_Given request_.
Go through the lines below and copy each one that holds the string "Output".

-- start Information given --

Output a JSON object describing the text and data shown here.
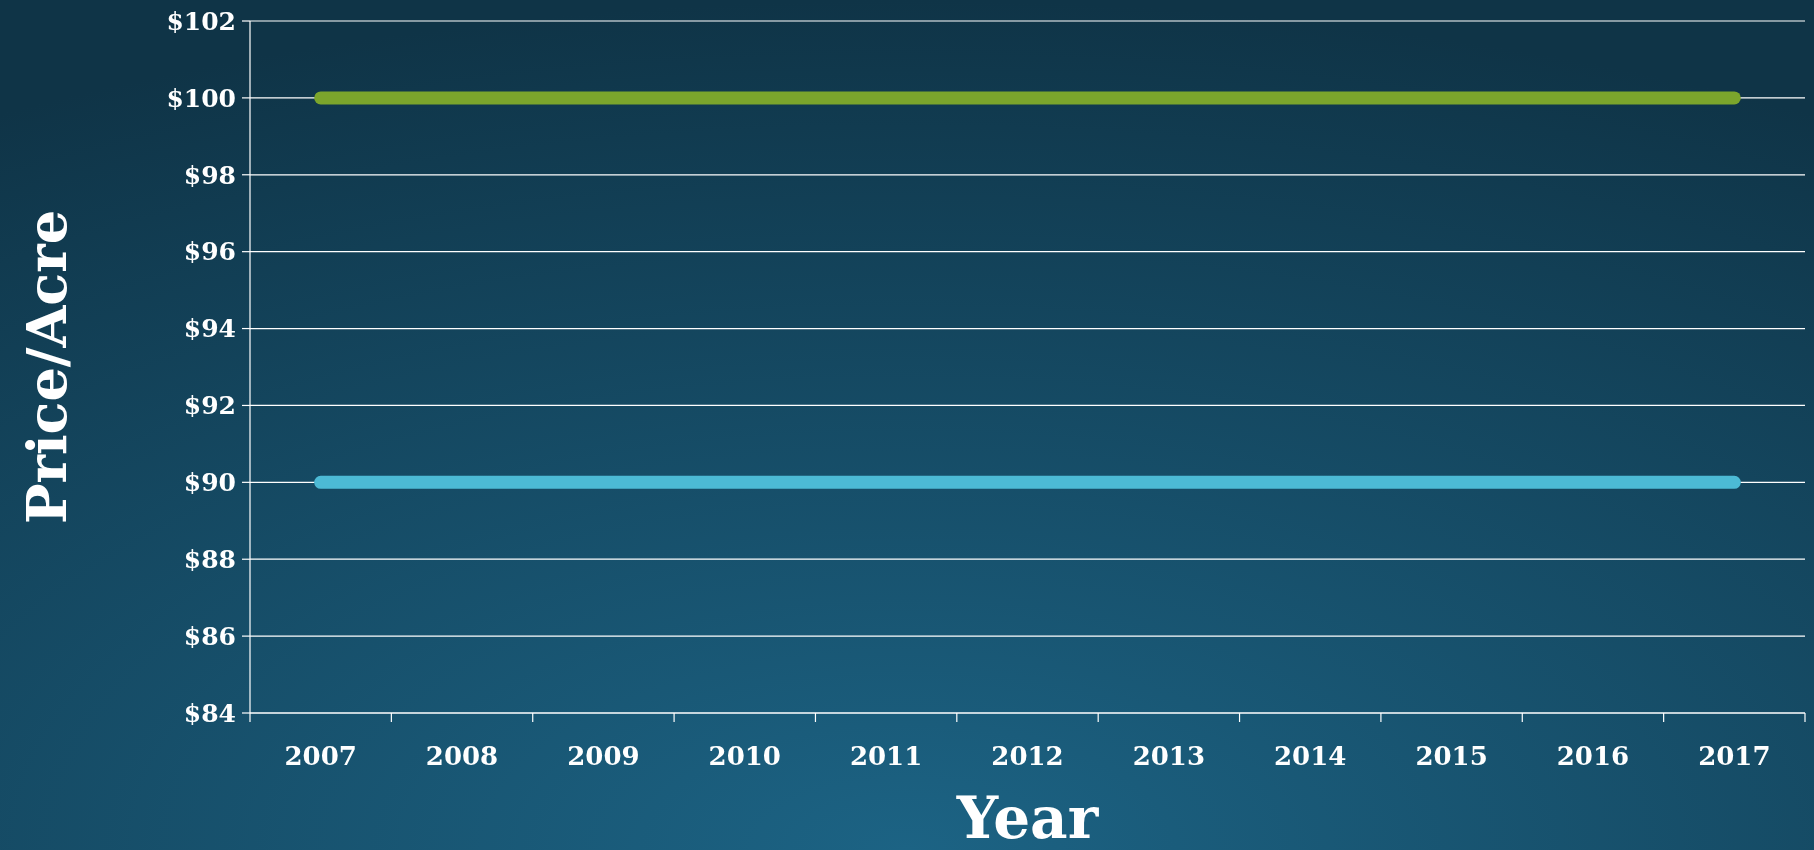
{
  "chart_data": {
    "type": "line",
    "xlabel": "Year",
    "ylabel": "Price/Acre",
    "categories": [
      "2007",
      "2008",
      "2009",
      "2010",
      "2011",
      "2012",
      "2013",
      "2014",
      "2015",
      "2016",
      "2017"
    ],
    "series": [
      {
        "color": "#7ba52c",
        "values": [
          100,
          100,
          100,
          100,
          100,
          100,
          100,
          100,
          100,
          100,
          100
        ]
      },
      {
        "color": "#4cbad5",
        "values": [
          90,
          90,
          90,
          90,
          90,
          90,
          90,
          90,
          90,
          90,
          90
        ]
      }
    ],
    "ylim": [
      84,
      102
    ],
    "yticks": [
      {
        "value": 84,
        "label": "$84"
      },
      {
        "value": 86,
        "label": "$86"
      },
      {
        "value": 88,
        "label": "$88"
      },
      {
        "value": 90,
        "label": "$90"
      },
      {
        "value": 92,
        "label": "$92"
      },
      {
        "value": 94,
        "label": "$94"
      },
      {
        "value": 96,
        "label": "$96"
      },
      {
        "value": 98,
        "label": "$98"
      },
      {
        "value": 100,
        "label": "$100"
      },
      {
        "value": 102,
        "label": "$102"
      }
    ],
    "grid": "y",
    "marker": "none",
    "line_style": "solid"
  }
}
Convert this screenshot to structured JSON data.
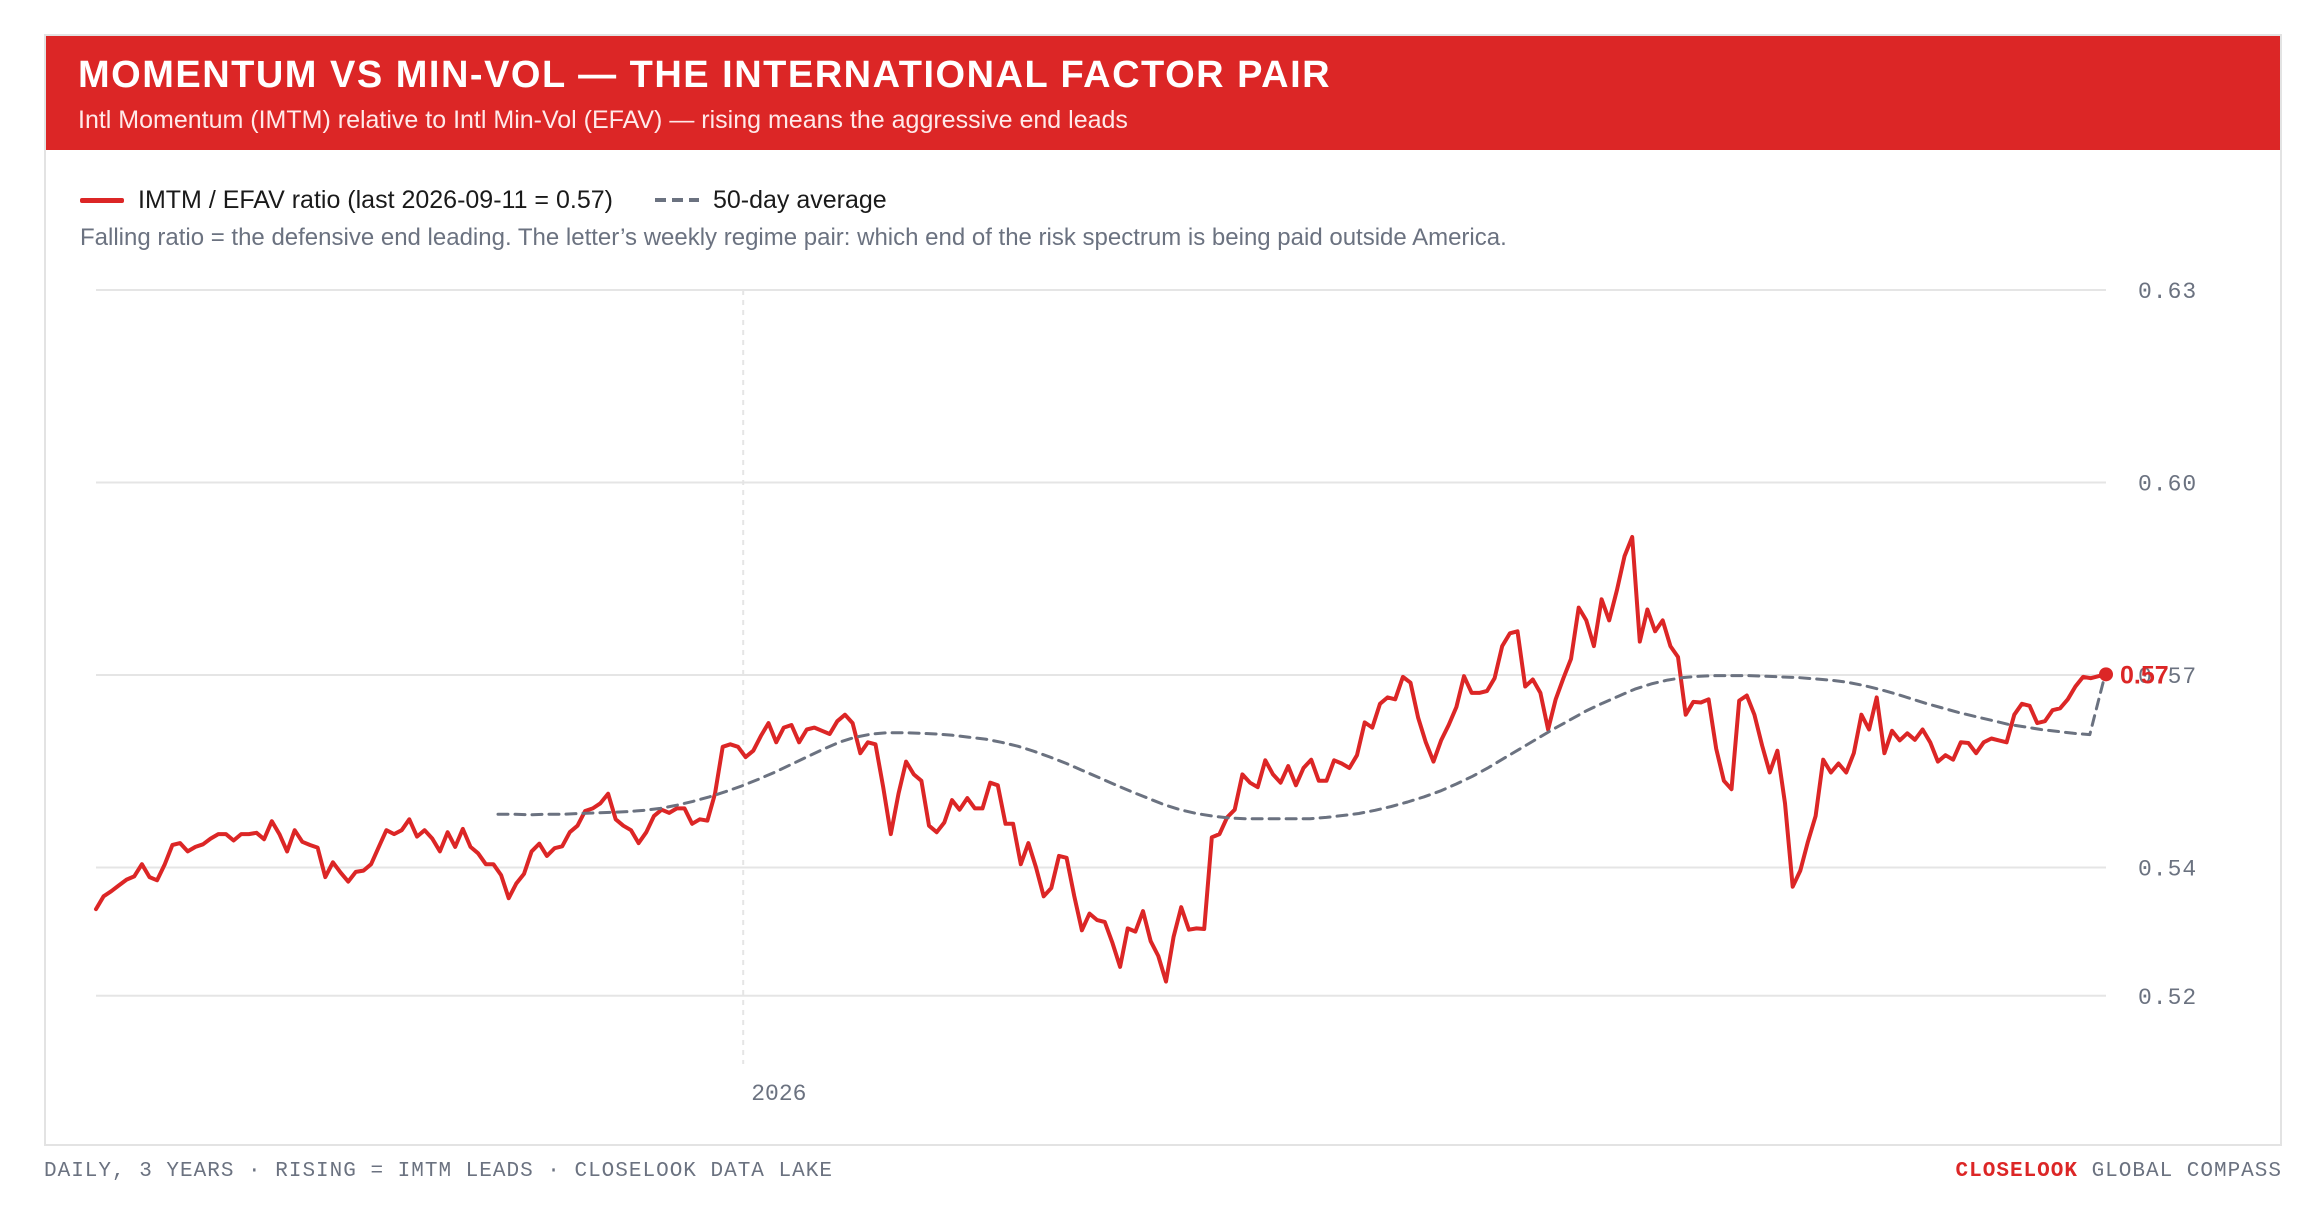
{
  "header": {
    "title": "MOMENTUM VS MIN-VOL — THE INTERNATIONAL FACTOR PAIR",
    "subtitle": "Intl Momentum (IMTM) relative to Intl Min-Vol (EFAV) — rising means the aggressive end leads"
  },
  "legend": {
    "ratio_label": "IMTM / EFAV ratio (last 2026-09-11 = 0.57)",
    "avg_label": "50-day average"
  },
  "note": "Falling ratio = the defensive end leading. The letter’s weekly regime pair: which end of the risk spectrum is being paid outside America.",
  "footer": {
    "left": "DAILY, 3 YEARS · RISING = IMTM LEADS · CLOSELOOK DATA LAKE",
    "brand": "CLOSELOOK",
    "right": "GLOBAL COMPASS"
  },
  "colors": {
    "accent": "#dc2626",
    "average": "#6b7280",
    "grid": "#e5e5e5"
  },
  "chart_data": {
    "type": "line",
    "y_ticks": [
      "0.63",
      "0.60",
      "0.57",
      "0.54",
      "0.52"
    ],
    "y_tick_values": [
      0.63,
      0.6,
      0.57,
      0.54,
      0.52
    ],
    "ylim": [
      0.52,
      0.63
    ],
    "x_ticks": [
      "2026"
    ],
    "x_tick_values": [
      0.322
    ],
    "last_label": "0.57",
    "last_value": 0.5701,
    "series": [
      {
        "name": "IMTM / EFAV ratio (last 2026-09-11 = 0.57)",
        "style": "solid",
        "values": [
          0.5335,
          0.5355,
          0.5363,
          0.5372,
          0.5381,
          0.5386,
          0.5405,
          0.5385,
          0.538,
          0.5405,
          0.5435,
          0.5438,
          0.5425,
          0.5432,
          0.5436,
          0.5445,
          0.5452,
          0.5452,
          0.5442,
          0.5452,
          0.5452,
          0.5454,
          0.5444,
          0.5472,
          0.5452,
          0.5425,
          0.5458,
          0.544,
          0.5435,
          0.5431,
          0.5385,
          0.5408,
          0.5392,
          0.5378,
          0.5393,
          0.5395,
          0.5405,
          0.5432,
          0.5458,
          0.5452,
          0.5458,
          0.5475,
          0.5448,
          0.5458,
          0.5445,
          0.5425,
          0.5455,
          0.5432,
          0.546,
          0.5432,
          0.5422,
          0.5405,
          0.5405,
          0.5388,
          0.5352,
          0.5375,
          0.539,
          0.5425,
          0.5437,
          0.5418,
          0.543,
          0.5433,
          0.5455,
          0.5465,
          0.5488,
          0.5492,
          0.55,
          0.5515,
          0.5475,
          0.5465,
          0.5458,
          0.5438,
          0.5455,
          0.548,
          0.549,
          0.5485,
          0.5492,
          0.5492,
          0.5468,
          0.5475,
          0.5473,
          0.5515,
          0.5588,
          0.5592,
          0.5588,
          0.5572,
          0.5582,
          0.5605,
          0.5625,
          0.5595,
          0.5618,
          0.5622,
          0.5595,
          0.5615,
          0.5618,
          0.5613,
          0.5608,
          0.5628,
          0.5638,
          0.5625,
          0.5578,
          0.5595,
          0.5592,
          0.5525,
          0.5452,
          0.5515,
          0.5565,
          0.5545,
          0.5535,
          0.5465,
          0.5455,
          0.547,
          0.5505,
          0.549,
          0.5508,
          0.5492,
          0.5492,
          0.5532,
          0.5528,
          0.5468,
          0.5468,
          0.5405,
          0.5438,
          0.54,
          0.5355,
          0.5368,
          0.5418,
          0.5415,
          0.5355,
          0.5302,
          0.5328,
          0.5318,
          0.5315,
          0.5282,
          0.5245,
          0.5305,
          0.53,
          0.5332,
          0.5285,
          0.5262,
          0.5222,
          0.5292,
          0.5338,
          0.5303,
          0.5305,
          0.5304,
          0.5447,
          0.5452,
          0.5478,
          0.549,
          0.5545,
          0.5532,
          0.5525,
          0.5567,
          0.5545,
          0.5532,
          0.5558,
          0.5528,
          0.5555,
          0.5568,
          0.5535,
          0.5535,
          0.5567,
          0.5562,
          0.5555,
          0.5575,
          0.5626,
          0.5618,
          0.5655,
          0.5665,
          0.5662,
          0.5697,
          0.5688,
          0.5633,
          0.5595,
          0.5565,
          0.5598,
          0.5622,
          0.565,
          0.5698,
          0.5672,
          0.5672,
          0.5675,
          0.5695,
          0.5745,
          0.5765,
          0.5768,
          0.5682,
          0.5693,
          0.5672,
          0.5615,
          0.5662,
          0.5695,
          0.5725,
          0.5805,
          0.5785,
          0.5745,
          0.5818,
          0.5785,
          0.5832,
          0.5885,
          0.5915,
          0.5752,
          0.5802,
          0.5768,
          0.5785,
          0.5745,
          0.5728,
          0.5638,
          0.5658,
          0.5657,
          0.5662,
          0.5585,
          0.5535,
          0.5522,
          0.566,
          0.5668,
          0.5638,
          0.559,
          0.5548,
          0.5582,
          0.55,
          0.537,
          0.5395,
          0.544,
          0.548,
          0.5568,
          0.5548,
          0.5562,
          0.5548,
          0.5578,
          0.5638,
          0.5615,
          0.5665,
          0.5578,
          0.5613,
          0.5598,
          0.5609,
          0.5599,
          0.5615,
          0.5595,
          0.5565,
          0.5575,
          0.5568,
          0.5595,
          0.5594,
          0.5578,
          0.5595,
          0.5601,
          0.5598,
          0.5595,
          0.5638,
          0.5655,
          0.5652,
          0.5625,
          0.5628,
          0.5645,
          0.5648,
          0.5662,
          0.5682,
          0.5697,
          0.5695,
          0.5698,
          0.5701
        ]
      },
      {
        "name": "50-day average",
        "style": "dashed",
        "x_start": 0.2,
        "values": [
          0.5483,
          0.5483,
          0.5482,
          0.5483,
          0.5483,
          0.5484,
          0.5485,
          0.5486,
          0.5487,
          0.5489,
          0.5492,
          0.5497,
          0.5503,
          0.551,
          0.5518,
          0.5527,
          0.5537,
          0.5548,
          0.556,
          0.5572,
          0.5584,
          0.5595,
          0.5603,
          0.5608,
          0.561,
          0.561,
          0.5609,
          0.5608,
          0.5606,
          0.5603,
          0.56,
          0.5595,
          0.5589,
          0.5581,
          0.5572,
          0.5562,
          0.5551,
          0.554,
          0.5529,
          0.5518,
          0.5508,
          0.5498,
          0.549,
          0.5484,
          0.548,
          0.5477,
          0.5476,
          0.5476,
          0.5476,
          0.5476,
          0.5476,
          0.5478,
          0.5481,
          0.5484,
          0.5489,
          0.5495,
          0.5502,
          0.551,
          0.5519,
          0.553,
          0.5542,
          0.5556,
          0.5571,
          0.5586,
          0.5601,
          0.5616,
          0.563,
          0.5644,
          0.5656,
          0.5667,
          0.5678,
          0.5686,
          0.5692,
          0.5696,
          0.5698,
          0.5699,
          0.5699,
          0.5699,
          0.5698,
          0.5697,
          0.5696,
          0.5694,
          0.5692,
          0.5689,
          0.5684,
          0.5678,
          0.5671,
          0.5663,
          0.5655,
          0.5648,
          0.5641,
          0.5635,
          0.5629,
          0.5623,
          0.5619,
          0.5615,
          0.5612,
          0.5609,
          0.5607,
          0.5706
        ]
      }
    ]
  }
}
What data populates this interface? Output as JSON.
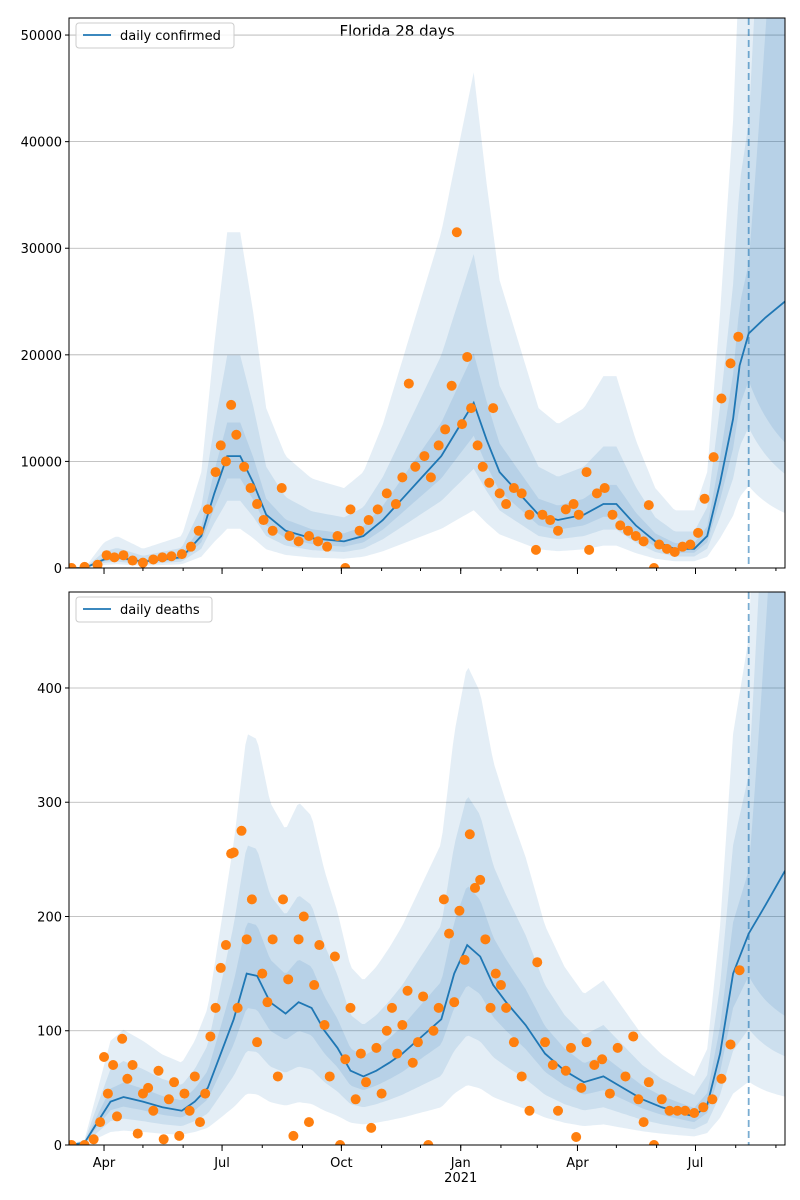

-- end Information given --

_Written response_.
Output a JSON object describing the text and data shown here.
What data populates this interface? Output as JSON.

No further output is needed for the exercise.